AIM OF THE EXERCISE
Can you reproduce every line of the records below, character for character?
★ ★ ★ ★
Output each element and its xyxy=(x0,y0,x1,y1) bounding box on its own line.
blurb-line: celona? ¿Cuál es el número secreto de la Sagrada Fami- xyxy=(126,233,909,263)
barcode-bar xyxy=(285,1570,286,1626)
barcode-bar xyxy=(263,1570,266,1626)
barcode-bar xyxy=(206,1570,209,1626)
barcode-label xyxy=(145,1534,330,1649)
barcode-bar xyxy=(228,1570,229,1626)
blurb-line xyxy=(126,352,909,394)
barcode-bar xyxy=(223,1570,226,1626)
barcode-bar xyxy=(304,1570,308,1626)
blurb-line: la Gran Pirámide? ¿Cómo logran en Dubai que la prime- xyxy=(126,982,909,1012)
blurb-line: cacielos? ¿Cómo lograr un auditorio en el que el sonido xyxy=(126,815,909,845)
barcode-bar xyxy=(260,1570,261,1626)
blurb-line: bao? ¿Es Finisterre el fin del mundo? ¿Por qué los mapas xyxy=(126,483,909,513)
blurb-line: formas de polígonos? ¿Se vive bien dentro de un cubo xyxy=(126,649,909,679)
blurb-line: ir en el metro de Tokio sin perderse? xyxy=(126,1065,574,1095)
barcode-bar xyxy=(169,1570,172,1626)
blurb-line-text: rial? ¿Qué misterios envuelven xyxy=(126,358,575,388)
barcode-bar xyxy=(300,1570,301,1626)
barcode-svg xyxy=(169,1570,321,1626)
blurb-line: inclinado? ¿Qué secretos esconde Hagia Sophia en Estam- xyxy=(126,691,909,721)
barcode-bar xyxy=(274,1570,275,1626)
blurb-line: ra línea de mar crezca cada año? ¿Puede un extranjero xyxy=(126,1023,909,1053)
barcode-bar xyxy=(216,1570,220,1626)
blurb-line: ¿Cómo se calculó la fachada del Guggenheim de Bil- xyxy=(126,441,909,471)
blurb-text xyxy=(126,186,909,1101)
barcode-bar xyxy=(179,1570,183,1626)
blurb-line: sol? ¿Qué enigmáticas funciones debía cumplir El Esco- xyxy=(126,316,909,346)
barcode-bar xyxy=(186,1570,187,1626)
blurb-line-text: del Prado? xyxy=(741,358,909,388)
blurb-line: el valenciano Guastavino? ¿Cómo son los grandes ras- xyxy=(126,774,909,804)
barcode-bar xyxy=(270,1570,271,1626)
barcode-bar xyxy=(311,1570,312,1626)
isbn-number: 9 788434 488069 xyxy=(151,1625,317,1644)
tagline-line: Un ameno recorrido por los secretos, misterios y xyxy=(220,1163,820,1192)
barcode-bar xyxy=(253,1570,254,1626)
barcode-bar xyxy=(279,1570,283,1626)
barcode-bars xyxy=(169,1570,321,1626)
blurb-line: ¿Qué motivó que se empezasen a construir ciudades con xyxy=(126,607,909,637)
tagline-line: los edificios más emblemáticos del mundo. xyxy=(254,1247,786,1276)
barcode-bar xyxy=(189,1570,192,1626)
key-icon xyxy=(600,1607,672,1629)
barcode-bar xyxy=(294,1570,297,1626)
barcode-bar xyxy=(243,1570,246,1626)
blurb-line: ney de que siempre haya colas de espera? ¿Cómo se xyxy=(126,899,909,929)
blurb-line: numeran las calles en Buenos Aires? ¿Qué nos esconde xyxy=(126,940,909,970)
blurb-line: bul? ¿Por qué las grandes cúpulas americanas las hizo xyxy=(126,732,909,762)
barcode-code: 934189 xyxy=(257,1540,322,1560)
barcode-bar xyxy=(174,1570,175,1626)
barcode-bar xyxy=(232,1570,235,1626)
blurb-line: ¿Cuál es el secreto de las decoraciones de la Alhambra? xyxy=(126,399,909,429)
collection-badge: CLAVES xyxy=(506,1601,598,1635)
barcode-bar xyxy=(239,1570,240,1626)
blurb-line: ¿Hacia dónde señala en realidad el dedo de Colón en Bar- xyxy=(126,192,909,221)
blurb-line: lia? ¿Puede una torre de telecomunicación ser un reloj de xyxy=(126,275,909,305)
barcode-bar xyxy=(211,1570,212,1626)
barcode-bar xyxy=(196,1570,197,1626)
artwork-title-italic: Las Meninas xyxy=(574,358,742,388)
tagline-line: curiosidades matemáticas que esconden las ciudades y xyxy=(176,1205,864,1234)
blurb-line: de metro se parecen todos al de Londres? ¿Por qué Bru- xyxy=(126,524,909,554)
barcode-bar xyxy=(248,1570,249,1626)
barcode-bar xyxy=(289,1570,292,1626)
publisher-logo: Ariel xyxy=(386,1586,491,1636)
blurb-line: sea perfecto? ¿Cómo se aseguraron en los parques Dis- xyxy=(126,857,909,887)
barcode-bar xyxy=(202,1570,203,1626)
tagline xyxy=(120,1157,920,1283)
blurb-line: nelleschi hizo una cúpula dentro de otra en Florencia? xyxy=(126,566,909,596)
★ ★ ★ ★
WORKED SOLUTION
Output each element and its xyxy=(x0,y0,x1,y1) bounding box on its own line.
blurb-line: celona? ¿Cuál es el número secreto de la Sagrada Fami- xyxy=(126,233,909,263)
barcode-bar xyxy=(285,1570,286,1626)
barcode-bar xyxy=(263,1570,266,1626)
barcode-bar xyxy=(206,1570,209,1626)
barcode-label xyxy=(145,1534,330,1649)
barcode-bar xyxy=(228,1570,229,1626)
blurb-line xyxy=(126,352,909,394)
barcode-bar xyxy=(223,1570,226,1626)
barcode-bar xyxy=(304,1570,308,1626)
blurb-line: la Gran Pirámide? ¿Cómo logran en Dubai que la prime- xyxy=(126,982,909,1012)
blurb-line: cacielos? ¿Cómo lograr un auditorio en el que el sonido xyxy=(126,815,909,845)
barcode-bar xyxy=(260,1570,261,1626)
blurb-line: bao? ¿Es Finisterre el fin del mundo? ¿Por qué los mapas xyxy=(126,483,909,513)
blurb-line: formas de polígonos? ¿Se vive bien dentro de un cubo xyxy=(126,649,909,679)
blurb-line: ir en el metro de Tokio sin perderse? xyxy=(126,1065,574,1095)
barcode-bar xyxy=(169,1570,172,1626)
blurb-line-text: rial? ¿Qué misterios envuelven xyxy=(126,358,575,388)
barcode-bar xyxy=(300,1570,301,1626)
barcode-svg xyxy=(169,1570,321,1626)
blurb-line: inclinado? ¿Qué secretos esconde Hagia Sophia en Estam- xyxy=(126,691,909,721)
barcode-bar xyxy=(274,1570,275,1626)
blurb-line: ra línea de mar crezca cada año? ¿Puede un extranjero xyxy=(126,1023,909,1053)
barcode-bar xyxy=(216,1570,220,1626)
blurb-line: ¿Cómo se calculó la fachada del Guggenheim de Bil- xyxy=(126,441,909,471)
blurb-text xyxy=(126,186,909,1101)
barcode-bar xyxy=(179,1570,183,1626)
blurb-line: sol? ¿Qué enigmáticas funciones debía cumplir El Esco- xyxy=(126,316,909,346)
barcode-bar xyxy=(186,1570,187,1626)
blurb-line-text: del Prado? xyxy=(741,358,909,388)
blurb-line: el valenciano Guastavino? ¿Cómo son los grandes ras- xyxy=(126,774,909,804)
barcode-bar xyxy=(270,1570,271,1626)
barcode-bar xyxy=(311,1570,312,1626)
isbn-number: 9 788434 488069 xyxy=(151,1625,317,1644)
tagline-line: Un ameno recorrido por los secretos, misterios y xyxy=(220,1163,820,1192)
barcode-bar xyxy=(253,1570,254,1626)
barcode-bar xyxy=(279,1570,283,1626)
barcode-bars xyxy=(169,1570,321,1626)
blurb-line: ¿Qué motivó que se empezasen a construir ciudades con xyxy=(126,607,909,637)
tagline-line: los edificios más emblemáticos del mundo. xyxy=(254,1247,786,1276)
barcode-bar xyxy=(189,1570,192,1626)
key-icon xyxy=(600,1607,672,1629)
barcode-bar xyxy=(294,1570,297,1626)
barcode-bar xyxy=(243,1570,246,1626)
blurb-line: ney de que siempre haya colas de espera? ¿Cómo se xyxy=(126,899,909,929)
blurb-line: numeran las calles en Buenos Aires? ¿Qué nos esconde xyxy=(126,940,909,970)
blurb-line: bul? ¿Por qué las grandes cúpulas americanas las hizo xyxy=(126,732,909,762)
barcode-code: 934189 xyxy=(257,1540,322,1560)
barcode-bar xyxy=(174,1570,175,1626)
barcode-bar xyxy=(232,1570,235,1626)
blurb-line: ¿Cuál es el secreto de las decoraciones de la Alhambra? xyxy=(126,399,909,429)
collection-badge: CLAVES xyxy=(506,1601,598,1635)
barcode-bar xyxy=(239,1570,240,1626)
blurb-line: ¿Hacia dónde señala en realidad el dedo de Colón en Bar- xyxy=(126,192,909,221)
blurb-line: lia? ¿Puede una torre de telecomunicación ser un reloj de xyxy=(126,275,909,305)
barcode-bar xyxy=(211,1570,212,1626)
barcode-bar xyxy=(196,1570,197,1626)
artwork-title-italic: Las Meninas xyxy=(574,358,742,388)
tagline-line: curiosidades matemáticas que esconden las ciudades y xyxy=(176,1205,864,1234)
blurb-line: de metro se parecen todos al de Londres? ¿Por qué Bru- xyxy=(126,524,909,554)
barcode-bar xyxy=(248,1570,249,1626)
barcode-bar xyxy=(289,1570,292,1626)
publisher-logo: Ariel xyxy=(386,1586,491,1636)
blurb-line: sea perfecto? ¿Cómo se aseguraron en los parques Dis- xyxy=(126,857,909,887)
barcode-bar xyxy=(202,1570,203,1626)
tagline xyxy=(120,1157,920,1283)
blurb-line: nelleschi hizo una cúpula dentro de otra en Florencia? xyxy=(126,566,909,596)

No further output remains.